**Direction:**
Copy whichever lines contain the string "style".

**Record list:**
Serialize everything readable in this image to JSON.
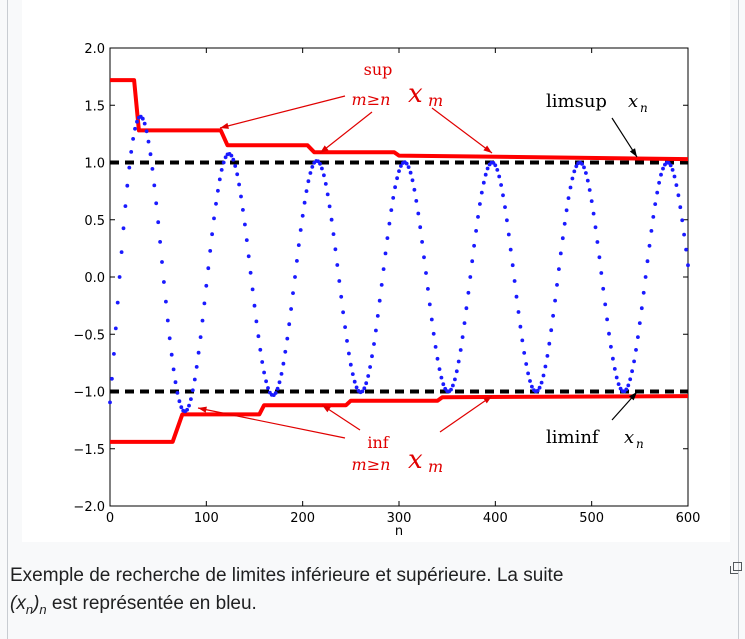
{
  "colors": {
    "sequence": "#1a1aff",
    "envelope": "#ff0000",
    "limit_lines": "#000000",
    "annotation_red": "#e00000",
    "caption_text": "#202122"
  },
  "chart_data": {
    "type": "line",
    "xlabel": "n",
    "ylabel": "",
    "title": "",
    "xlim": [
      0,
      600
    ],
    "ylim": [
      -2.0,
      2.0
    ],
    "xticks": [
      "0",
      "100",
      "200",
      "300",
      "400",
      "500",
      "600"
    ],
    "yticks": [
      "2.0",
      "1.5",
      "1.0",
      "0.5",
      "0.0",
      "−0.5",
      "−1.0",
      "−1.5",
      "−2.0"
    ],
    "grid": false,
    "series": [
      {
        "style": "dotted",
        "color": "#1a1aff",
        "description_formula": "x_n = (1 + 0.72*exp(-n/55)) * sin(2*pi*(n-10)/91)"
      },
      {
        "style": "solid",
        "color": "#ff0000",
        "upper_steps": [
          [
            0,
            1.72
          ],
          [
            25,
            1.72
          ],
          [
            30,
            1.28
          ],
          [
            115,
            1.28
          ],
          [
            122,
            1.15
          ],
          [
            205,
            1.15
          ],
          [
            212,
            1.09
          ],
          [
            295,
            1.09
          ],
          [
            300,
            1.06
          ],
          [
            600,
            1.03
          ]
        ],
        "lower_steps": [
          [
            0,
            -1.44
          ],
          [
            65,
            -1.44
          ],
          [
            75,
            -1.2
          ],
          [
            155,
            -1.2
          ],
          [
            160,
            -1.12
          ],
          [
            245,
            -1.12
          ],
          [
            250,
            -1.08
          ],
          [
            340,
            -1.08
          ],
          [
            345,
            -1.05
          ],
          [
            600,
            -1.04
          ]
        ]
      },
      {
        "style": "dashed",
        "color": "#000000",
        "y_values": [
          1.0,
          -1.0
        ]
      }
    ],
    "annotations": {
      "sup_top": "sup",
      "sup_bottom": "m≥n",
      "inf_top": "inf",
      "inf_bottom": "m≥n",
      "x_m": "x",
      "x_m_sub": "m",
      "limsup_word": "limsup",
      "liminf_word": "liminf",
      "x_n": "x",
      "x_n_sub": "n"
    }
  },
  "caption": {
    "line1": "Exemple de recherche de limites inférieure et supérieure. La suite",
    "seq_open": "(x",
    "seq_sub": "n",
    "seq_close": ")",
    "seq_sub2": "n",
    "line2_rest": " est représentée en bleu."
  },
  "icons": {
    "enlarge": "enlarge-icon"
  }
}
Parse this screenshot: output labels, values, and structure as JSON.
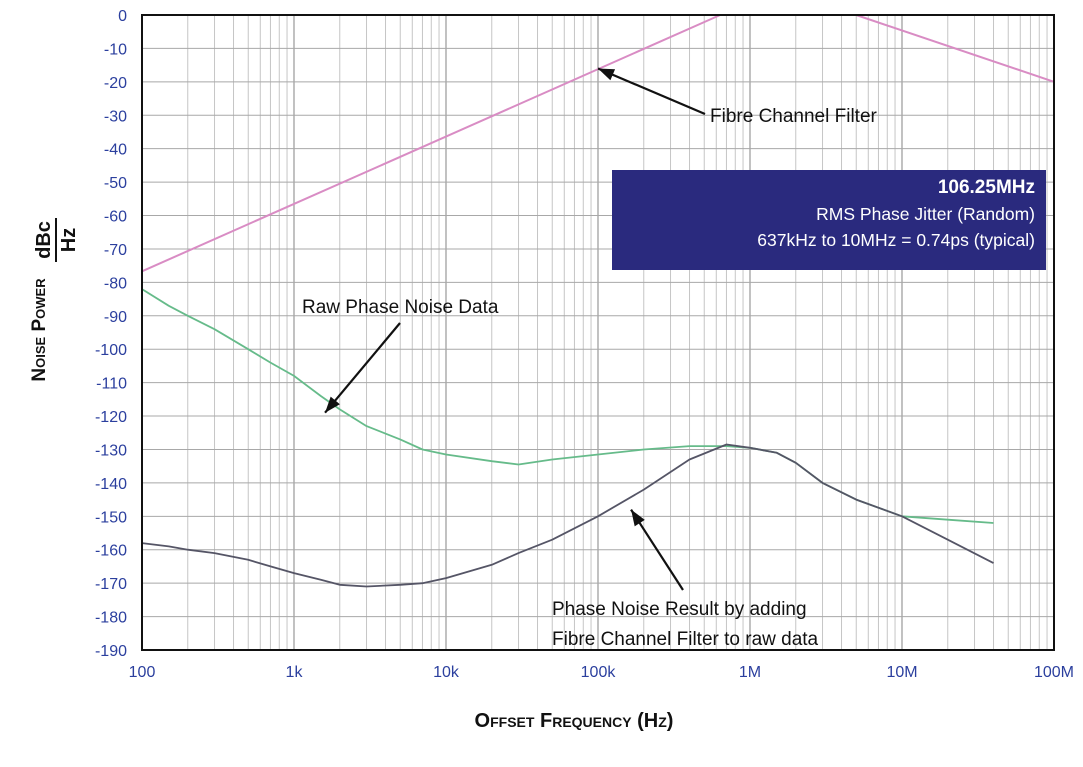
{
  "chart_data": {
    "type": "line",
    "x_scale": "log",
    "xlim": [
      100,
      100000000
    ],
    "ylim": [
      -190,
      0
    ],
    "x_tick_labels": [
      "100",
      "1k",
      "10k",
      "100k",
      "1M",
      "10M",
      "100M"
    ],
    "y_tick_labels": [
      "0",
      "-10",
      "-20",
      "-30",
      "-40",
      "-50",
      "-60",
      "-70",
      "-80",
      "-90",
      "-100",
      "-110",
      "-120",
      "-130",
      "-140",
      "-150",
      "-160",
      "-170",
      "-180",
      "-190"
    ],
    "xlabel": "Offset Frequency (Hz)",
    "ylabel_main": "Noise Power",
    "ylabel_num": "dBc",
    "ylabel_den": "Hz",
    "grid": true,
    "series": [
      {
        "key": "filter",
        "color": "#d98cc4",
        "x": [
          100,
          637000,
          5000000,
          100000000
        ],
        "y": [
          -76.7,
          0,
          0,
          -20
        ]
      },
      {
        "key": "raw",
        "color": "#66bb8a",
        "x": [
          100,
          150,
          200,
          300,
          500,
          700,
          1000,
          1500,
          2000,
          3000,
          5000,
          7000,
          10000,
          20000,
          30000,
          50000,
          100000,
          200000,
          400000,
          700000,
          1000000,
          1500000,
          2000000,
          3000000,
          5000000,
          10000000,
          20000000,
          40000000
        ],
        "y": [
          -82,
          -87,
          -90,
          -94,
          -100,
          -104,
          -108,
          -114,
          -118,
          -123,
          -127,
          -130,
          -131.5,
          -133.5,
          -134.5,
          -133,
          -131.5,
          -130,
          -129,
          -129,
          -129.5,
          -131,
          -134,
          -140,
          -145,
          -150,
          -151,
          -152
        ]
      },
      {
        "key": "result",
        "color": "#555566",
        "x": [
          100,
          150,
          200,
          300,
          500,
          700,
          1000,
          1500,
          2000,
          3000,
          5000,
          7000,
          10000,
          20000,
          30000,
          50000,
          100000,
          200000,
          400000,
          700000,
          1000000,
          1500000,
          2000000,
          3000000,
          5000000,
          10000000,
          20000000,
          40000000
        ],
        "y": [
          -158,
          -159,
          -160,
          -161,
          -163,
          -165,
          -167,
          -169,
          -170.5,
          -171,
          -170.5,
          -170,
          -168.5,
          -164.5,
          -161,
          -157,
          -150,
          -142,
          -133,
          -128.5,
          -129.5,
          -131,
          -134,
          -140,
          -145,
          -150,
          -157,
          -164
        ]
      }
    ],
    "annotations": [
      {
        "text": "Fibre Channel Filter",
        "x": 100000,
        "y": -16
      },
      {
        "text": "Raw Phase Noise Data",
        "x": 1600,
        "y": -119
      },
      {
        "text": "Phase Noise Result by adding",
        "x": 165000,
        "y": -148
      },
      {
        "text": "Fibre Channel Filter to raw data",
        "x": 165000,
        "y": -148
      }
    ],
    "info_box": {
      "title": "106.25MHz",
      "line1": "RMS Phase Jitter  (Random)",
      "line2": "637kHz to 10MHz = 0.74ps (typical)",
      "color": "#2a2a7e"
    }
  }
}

**Finished exercise:**
        "style": "dotted",
        "style": "solid",
        "style": "dashed",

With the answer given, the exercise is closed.